#### [WHAT YOU NEED TO DO]
Lines that contain the string "this" are to be copied; leave out all others.

#####

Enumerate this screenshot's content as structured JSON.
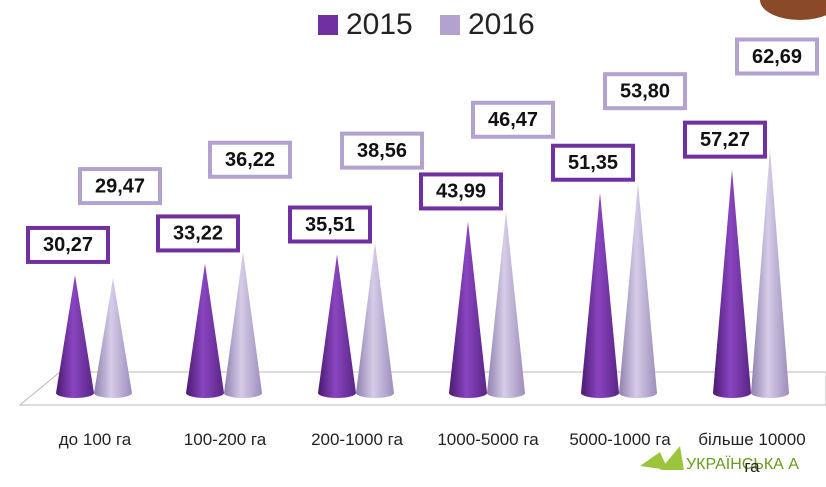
{
  "chart_data": {
    "type": "bar",
    "categories": [
      "до 100 га",
      "100-200 га",
      "200-1000 га",
      "1000-5000 га",
      "5000-1000 га",
      "більше 10000 га"
    ],
    "series": [
      {
        "name": "2015",
        "color": "#7030a0",
        "values": [
          30.27,
          33.22,
          35.51,
          43.99,
          51.35,
          57.27
        ],
        "value_labels": [
          "30,27",
          "33,22",
          "35,51",
          "43,99",
          "51,35",
          "57,27"
        ]
      },
      {
        "name": "2016",
        "color": "#b3a2d0",
        "values": [
          29.47,
          36.22,
          38.56,
          46.47,
          53.8,
          62.69
        ],
        "value_labels": [
          "29,47",
          "36,22",
          "38,56",
          "46,47",
          "53,80",
          "62,69"
        ]
      }
    ]
  },
  "logo": "УКРАЇНСЬКА А"
}
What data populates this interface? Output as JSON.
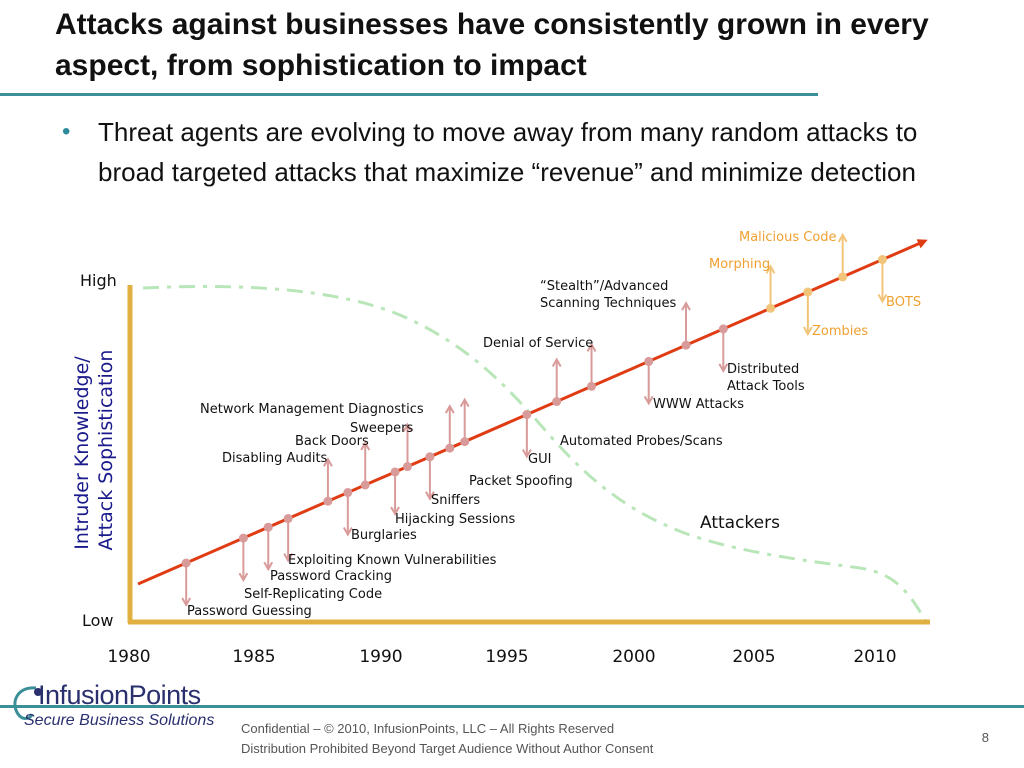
{
  "slide": {
    "title": "Attacks against businesses have consistently grown in every aspect, from sophistication to impact",
    "bullet": "Threat agents are evolving to move away from many random attacks to broad targeted attacks that maximize “revenue” and minimize detection",
    "page_number": "8"
  },
  "footer": {
    "line1": "Confidential – © 2010, InfusionPoints, LLC – All Rights Reserved",
    "line2": "Distribution Prohibited Beyond Target Audience Without Author Consent"
  },
  "logo": {
    "name": "InfusionPoints",
    "tagline": "Secure Business Solutions"
  },
  "diagram": {
    "y_axis_label": [
      "Intruder Knowledge/",
      "Attack Sophistication"
    ],
    "y_high": "High",
    "y_low": "Low",
    "x_ticks": [
      "1980",
      "1985",
      "1990",
      "1995",
      "2000",
      "2005",
      "2010"
    ],
    "attackers_label": "Attackers",
    "colors": {
      "trend_line": "#e03c14",
      "attackers_curve": "#b9e6b9",
      "axis": "#e0b040",
      "marker_pink": "#d99a9a",
      "marker_orange": "#f2c47a",
      "label_dark": "#111111",
      "label_orange": "#f0a030",
      "y_axis_text": "#1a1a8c"
    },
    "events": [
      {
        "label": "Password Guessing",
        "year": 1982.3,
        "dir": "down",
        "tone": "dark"
      },
      {
        "label": "Self-Replicating Code",
        "year": 1984.6,
        "dir": "down",
        "tone": "dark"
      },
      {
        "label": "Password Cracking",
        "year": 1985.6,
        "dir": "down",
        "tone": "dark"
      },
      {
        "label": "Exploiting Known Vulnerabilities",
        "year": 1986.4,
        "dir": "down",
        "tone": "dark"
      },
      {
        "label": "Disabling Audits",
        "year": 1988.0,
        "dir": "up",
        "tone": "dark"
      },
      {
        "label": "Burglaries",
        "year": 1988.8,
        "dir": "down",
        "tone": "dark"
      },
      {
        "label": "Back Doors",
        "year": 1989.5,
        "dir": "up",
        "tone": "dark"
      },
      {
        "label": "Hijacking Sessions",
        "year": 1990.7,
        "dir": "down",
        "tone": "dark"
      },
      {
        "label": "Sweepers",
        "year": 1991.2,
        "dir": "up",
        "tone": "dark"
      },
      {
        "label": "Sniffers",
        "year": 1992.1,
        "dir": "down",
        "tone": "dark"
      },
      {
        "label": "Network Management Diagnostics",
        "year": 1992.9,
        "dir": "up",
        "tone": "dark"
      },
      {
        "label": "Packet Spoofing",
        "year": 1993.5,
        "dir": "up",
        "tone": "dark"
      },
      {
        "label": "GUI",
        "year": 1996.0,
        "dir": "down",
        "tone": "dark"
      },
      {
        "label": "Automated Probes/Scans",
        "year": 1997.2,
        "dir": "up",
        "tone": "dark"
      },
      {
        "label": "Denial of Service",
        "year": 1998.6,
        "dir": "up",
        "tone": "dark"
      },
      {
        "label": "WWW Attacks",
        "year": 2000.9,
        "dir": "down",
        "tone": "dark"
      },
      {
        "label": "“Stealth”/Advanced Scanning Techniques",
        "year": 2002.4,
        "dir": "up",
        "tone": "dark"
      },
      {
        "label": "Distributed Attack Tools",
        "year": 2003.9,
        "dir": "down",
        "tone": "dark"
      },
      {
        "label": "Morphing",
        "year": 2005.8,
        "dir": "up",
        "tone": "orange"
      },
      {
        "label": "Zombies",
        "year": 2007.3,
        "dir": "down",
        "tone": "orange"
      },
      {
        "label": "Malicious Code",
        "year": 2008.7,
        "dir": "up",
        "tone": "orange"
      },
      {
        "label": "BOTS",
        "year": 2010.3,
        "dir": "down",
        "tone": "orange"
      }
    ]
  }
}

#####

#### [COMPLETE RESPONSE]
Enumerate this screenshot's content as structured JSON.
What data populates this interface? Output as JSON.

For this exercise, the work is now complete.